• What to produce
Leave the pictures out and print every record below exactly as it stands.

Data excerpts:
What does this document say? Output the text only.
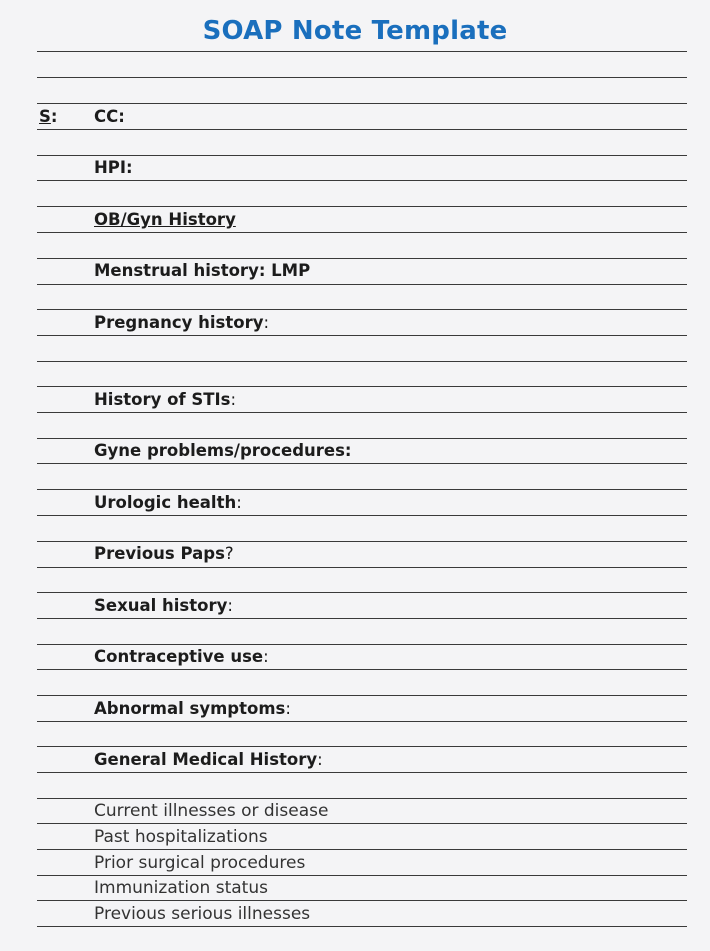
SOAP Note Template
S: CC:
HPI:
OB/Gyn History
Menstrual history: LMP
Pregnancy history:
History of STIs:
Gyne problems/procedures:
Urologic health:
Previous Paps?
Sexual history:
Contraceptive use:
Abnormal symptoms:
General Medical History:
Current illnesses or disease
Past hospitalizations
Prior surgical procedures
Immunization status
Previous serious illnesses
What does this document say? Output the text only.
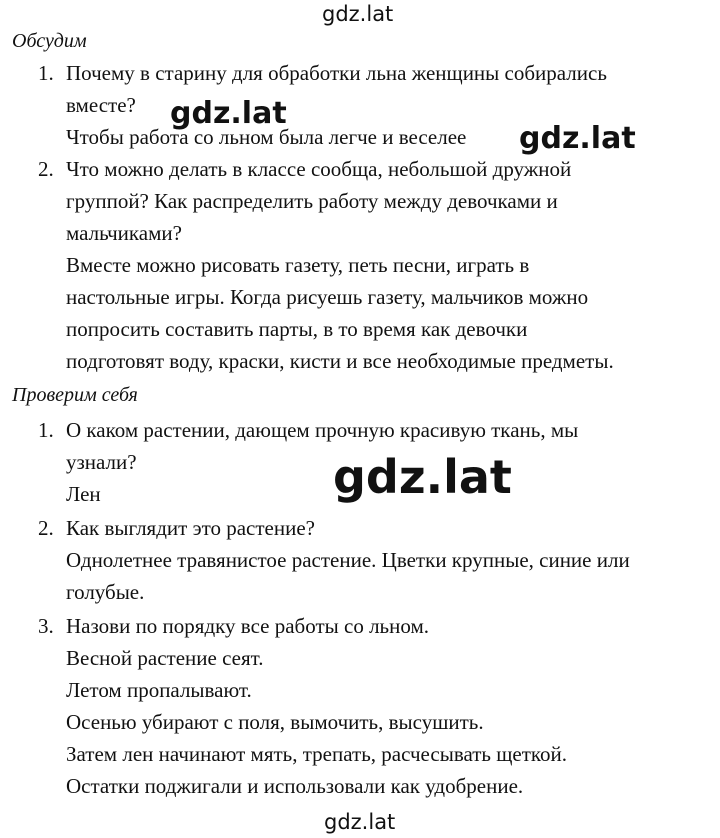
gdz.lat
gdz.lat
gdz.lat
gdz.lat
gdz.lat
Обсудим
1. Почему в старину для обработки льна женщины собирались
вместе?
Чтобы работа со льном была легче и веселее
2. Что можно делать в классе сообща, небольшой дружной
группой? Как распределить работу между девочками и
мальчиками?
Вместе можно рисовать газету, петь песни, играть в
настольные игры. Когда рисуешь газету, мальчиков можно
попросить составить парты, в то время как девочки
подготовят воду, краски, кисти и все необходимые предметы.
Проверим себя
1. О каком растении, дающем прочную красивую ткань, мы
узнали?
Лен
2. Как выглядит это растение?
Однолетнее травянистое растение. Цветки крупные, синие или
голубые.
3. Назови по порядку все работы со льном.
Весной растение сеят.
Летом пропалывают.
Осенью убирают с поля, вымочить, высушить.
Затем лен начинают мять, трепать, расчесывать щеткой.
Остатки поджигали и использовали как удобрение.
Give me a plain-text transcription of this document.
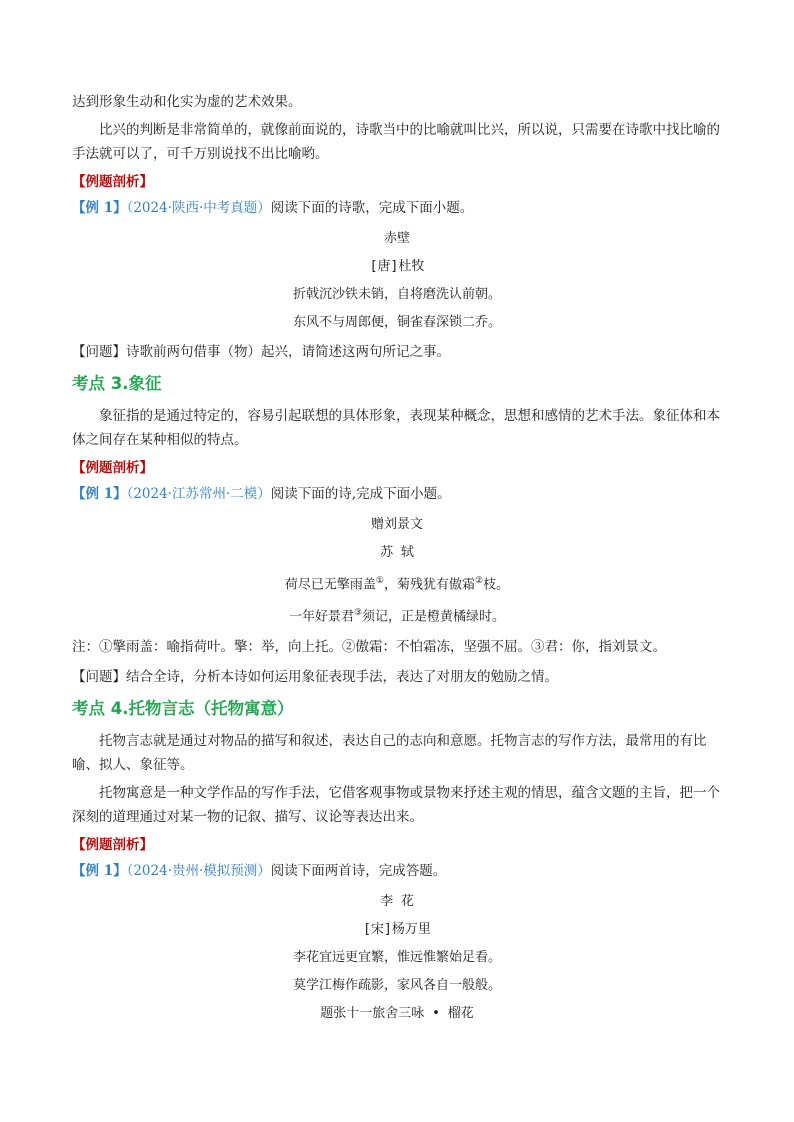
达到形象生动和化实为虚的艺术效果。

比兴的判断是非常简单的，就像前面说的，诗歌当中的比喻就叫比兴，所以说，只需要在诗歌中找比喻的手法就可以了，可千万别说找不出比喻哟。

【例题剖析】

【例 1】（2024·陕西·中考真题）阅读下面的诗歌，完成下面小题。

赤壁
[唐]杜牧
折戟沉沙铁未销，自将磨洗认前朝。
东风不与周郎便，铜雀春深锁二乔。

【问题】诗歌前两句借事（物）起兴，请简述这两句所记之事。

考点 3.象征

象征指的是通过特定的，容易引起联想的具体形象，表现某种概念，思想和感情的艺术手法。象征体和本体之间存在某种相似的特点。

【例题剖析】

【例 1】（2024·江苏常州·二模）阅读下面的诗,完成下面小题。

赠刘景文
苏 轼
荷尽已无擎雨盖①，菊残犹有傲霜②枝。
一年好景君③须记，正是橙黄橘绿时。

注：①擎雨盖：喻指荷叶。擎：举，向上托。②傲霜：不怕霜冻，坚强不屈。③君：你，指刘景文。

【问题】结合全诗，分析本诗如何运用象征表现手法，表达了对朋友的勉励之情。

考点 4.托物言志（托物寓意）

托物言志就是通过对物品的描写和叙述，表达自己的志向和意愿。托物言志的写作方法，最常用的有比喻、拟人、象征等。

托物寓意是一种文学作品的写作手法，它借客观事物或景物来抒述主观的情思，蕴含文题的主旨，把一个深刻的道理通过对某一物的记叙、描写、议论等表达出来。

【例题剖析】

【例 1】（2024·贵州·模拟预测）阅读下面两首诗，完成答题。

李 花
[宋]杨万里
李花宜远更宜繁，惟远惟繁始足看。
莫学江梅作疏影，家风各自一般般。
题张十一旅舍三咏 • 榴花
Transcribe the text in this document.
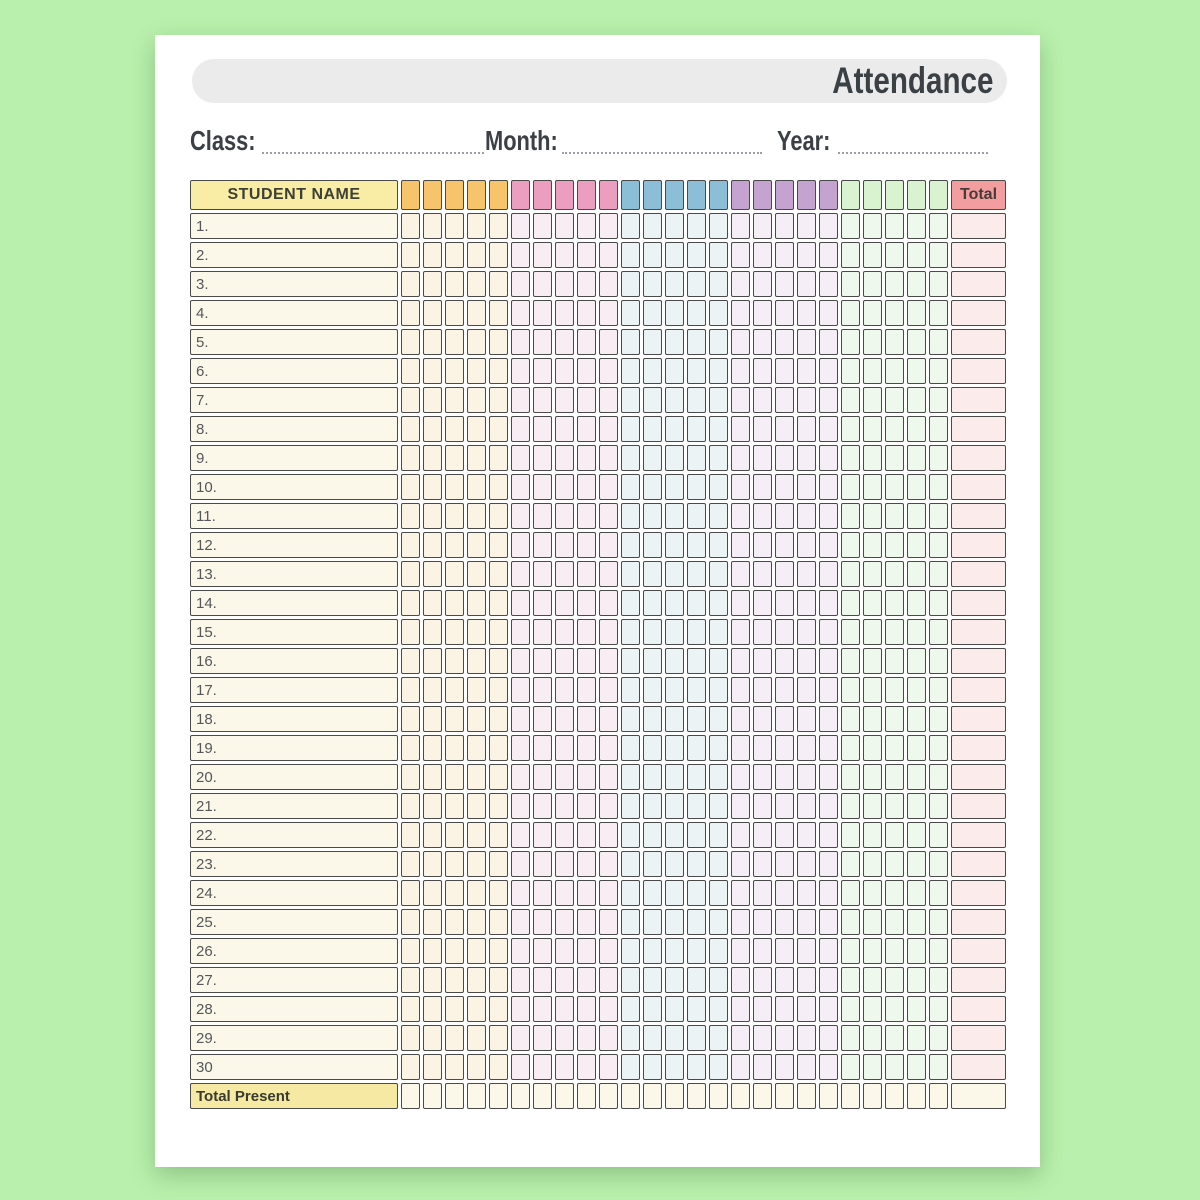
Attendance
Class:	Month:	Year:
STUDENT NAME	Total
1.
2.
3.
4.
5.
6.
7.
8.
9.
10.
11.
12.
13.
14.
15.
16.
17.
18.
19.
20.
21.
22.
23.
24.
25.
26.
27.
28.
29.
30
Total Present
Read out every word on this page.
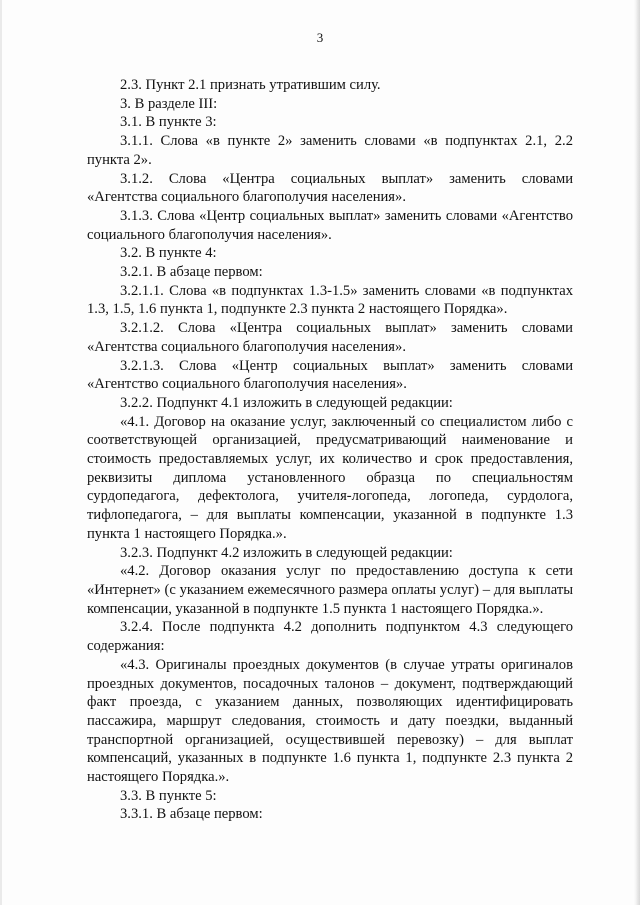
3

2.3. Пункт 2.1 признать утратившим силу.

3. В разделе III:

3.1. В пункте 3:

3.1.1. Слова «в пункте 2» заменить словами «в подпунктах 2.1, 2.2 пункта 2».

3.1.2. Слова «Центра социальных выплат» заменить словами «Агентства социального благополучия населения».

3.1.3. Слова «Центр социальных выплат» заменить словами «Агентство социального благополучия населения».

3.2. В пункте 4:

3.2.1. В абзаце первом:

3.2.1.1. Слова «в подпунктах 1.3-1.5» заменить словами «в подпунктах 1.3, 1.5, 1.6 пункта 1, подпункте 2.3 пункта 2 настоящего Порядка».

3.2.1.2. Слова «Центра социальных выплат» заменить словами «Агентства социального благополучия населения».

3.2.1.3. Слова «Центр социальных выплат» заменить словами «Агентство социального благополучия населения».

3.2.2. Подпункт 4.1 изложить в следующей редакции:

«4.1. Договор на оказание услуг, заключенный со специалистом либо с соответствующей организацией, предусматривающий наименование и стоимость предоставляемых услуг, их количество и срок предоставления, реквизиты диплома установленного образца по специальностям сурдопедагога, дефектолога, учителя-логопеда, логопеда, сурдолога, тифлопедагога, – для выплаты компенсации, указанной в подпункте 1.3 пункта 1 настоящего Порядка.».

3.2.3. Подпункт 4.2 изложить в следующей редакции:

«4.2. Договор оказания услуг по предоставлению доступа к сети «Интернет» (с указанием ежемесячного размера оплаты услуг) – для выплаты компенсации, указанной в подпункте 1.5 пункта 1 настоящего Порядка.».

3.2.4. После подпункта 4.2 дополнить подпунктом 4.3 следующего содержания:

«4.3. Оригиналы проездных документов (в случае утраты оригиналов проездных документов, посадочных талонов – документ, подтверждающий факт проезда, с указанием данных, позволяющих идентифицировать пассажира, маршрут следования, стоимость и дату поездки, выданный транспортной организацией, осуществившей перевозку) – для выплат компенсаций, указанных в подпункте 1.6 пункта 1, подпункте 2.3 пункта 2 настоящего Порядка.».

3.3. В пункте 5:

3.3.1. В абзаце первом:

• Response for this exercise
What does this document say? Output the text only.
SOAP Note Template
S: CC:
HPI:
OB/Gyn History
Menstrual history: LMP
Pregnancy history:
History of STIs:
Gyne problems/procedures:
Urologic health:
Previous Paps?
Sexual history:
Contraceptive use:
Abnormal symptoms:
General Medical History:
Current illnesses or disease
Past hospitalizations
Prior surgical procedures
Immunization status
Previous serious illnesses
What does this document say? Output the text only.
gdz.lat
gdz.lat
gdz.lat
gdz.lat
gdz.lat
Обсудим
1. Почему в старину для обработки льна женщины собирались
вместе?
Чтобы работа со льном была легче и веселее
2. Что можно делать в классе сообща, небольшой дружной
группой? Как распределить работу между девочками и
мальчиками?
Вместе можно рисовать газету, петь песни, играть в
настольные игры. Когда рисуешь газету, мальчиков можно
попросить составить парты, в то время как девочки
подготовят воду, краски, кисти и все необходимые предметы.
Проверим себя
1. О каком растении, дающем прочную красивую ткань, мы
узнали?
Лен
2. Как выглядит это растение?
Однолетнее травянистое растение. Цветки крупные, синие или
голубые.
3. Назови по порядку все работы со льном.
Весной растение сеят.
Летом пропалывают.
Осенью убирают с поля, вымочить, высушить.
Затем лен начинают мять, трепать, расчесывать щеткой.
Остатки поджигали и использовали как удобрение.
Give me a plain-text transcription of this document.
达到形象生动和化实为虚的艺术效果。

比兴的判断是非常简单的，就像前面说的，诗歌当中的比喻就叫比兴，所以说，只需要在诗歌中找比喻的手法就可以了，可千万别说找不出比喻哟。

【例题剖析】

【例 1】（2024·陕西·中考真题）阅读下面的诗歌，完成下面小题。

赤壁
[唐]杜牧
折戟沉沙铁未销，自将磨洗认前朝。
东风不与周郎便，铜雀春深锁二乔。

【问题】诗歌前两句借事（物）起兴，请简述这两句所记之事。

考点 3.象征

象征指的是通过特定的，容易引起联想的具体形象，表现某种概念，思想和感情的艺术手法。象征体和本体之间存在某种相似的特点。

【例题剖析】

【例 1】（2024·江苏常州·二模）阅读下面的诗,完成下面小题。

赠刘景文
苏 轼
荷尽已无擎雨盖①，菊残犹有傲霜②枝。
一年好景君③须记，正是橙黄橘绿时。

注：①擎雨盖：喻指荷叶。擎：举，向上托。②傲霜：不怕霜冻，坚强不屈。③君：你，指刘景文。

【问题】结合全诗，分析本诗如何运用象征表现手法，表达了对朋友的勉励之情。

考点 4.托物言志（托物寓意）

托物言志就是通过对物品的描写和叙述，表达自己的志向和意愿。托物言志的写作方法，最常用的有比喻、拟人、象征等。

托物寓意是一种文学作品的写作手法，它借客观事物或景物来抒述主观的情思，蕴含文题的主旨，把一个深刻的道理通过对某一物的记叙、描写、议论等表达出来。

【例题剖析】

【例 1】（2024·贵州·模拟预测）阅读下面两首诗，完成答题。

李 花
[宋]杨万里
李花宜远更宜繁，惟远惟繁始足看。
莫学江梅作疏影，家风各自一般般。
题张十一旅舍三咏 • 榴花
Transcribe the text in this document.
Attendance
Class:	Month:	Year:
STUDENT NAME	Total
1.
2.
3.
4.
5.
6.
7.
8.
9.
10.
11.
12.
13.
14.
15.
16.
17.
18.
19.
20.
21.
22.
23.
24.
25.
26.
27.
28.
29.
30
Total Present
Read out every word on this page.
3

2.3. Пункт 2.1 признать утратившим силу.

3. В разделе III:

3.1. В пункте 3:

3.1.1. Слова «в пункте 2» заменить словами «в подпунктах 2.1, 2.2 пункта 2».

3.1.2. Слова «Центра социальных выплат» заменить словами «Агентства социального благополучия населения».

3.1.3. Слова «Центр социальных выплат» заменить словами «Агентство социального благополучия населения».

3.2. В пункте 4:

3.2.1. В абзаце первом:

3.2.1.1. Слова «в подпунктах 1.3-1.5» заменить словами «в подпунктах 1.3, 1.5, 1.6 пункта 1, подпункте 2.3 пункта 2 настоящего Порядка».

3.2.1.2. Слова «Центра социальных выплат» заменить словами «Агентства социального благополучия населения».

3.2.1.3. Слова «Центр социальных выплат» заменить словами «Агентство социального благополучия населения».

3.2.2. Подпункт 4.1 изложить в следующей редакции:

«4.1. Договор на оказание услуг, заключенный со специалистом либо с соответствующей организацией, предусматривающий наименование и стоимость предоставляемых услуг, их количество и срок предоставления, реквизиты диплома установленного образца по специальностям сурдопедагога, дефектолога, учителя-логопеда, логопеда, сурдолога, тифлопедагога, – для выплаты компенсации, указанной в подпункте 1.3 пункта 1 настоящего Порядка.».

3.2.3. Подпункт 4.2 изложить в следующей редакции:

«4.2. Договор оказания услуг по предоставлению доступа к сети «Интернет» (с указанием ежемесячного размера оплаты услуг) – для выплаты компенсации, указанной в подпункте 1.5 пункта 1 настоящего Порядка.».

3.2.4. После подпункта 4.2 дополнить подпунктом 4.3 следующего содержания:

«4.3. Оригиналы проездных документов (в случае утраты оригиналов проездных документов, посадочных талонов – документ, подтверждающий факт проезда, с указанием данных, позволяющих идентифицировать пассажира, маршрут следования, стоимость и дату поездки, выданный транспортной организацией, осуществившей перевозку) – для выплат компенсаций, указанных в подпункте 1.6 пункта 1, подпункте 2.3 пункта 2 настоящего Порядка.».

3.3. В пункте 5:

3.3.1. В абзаце первом:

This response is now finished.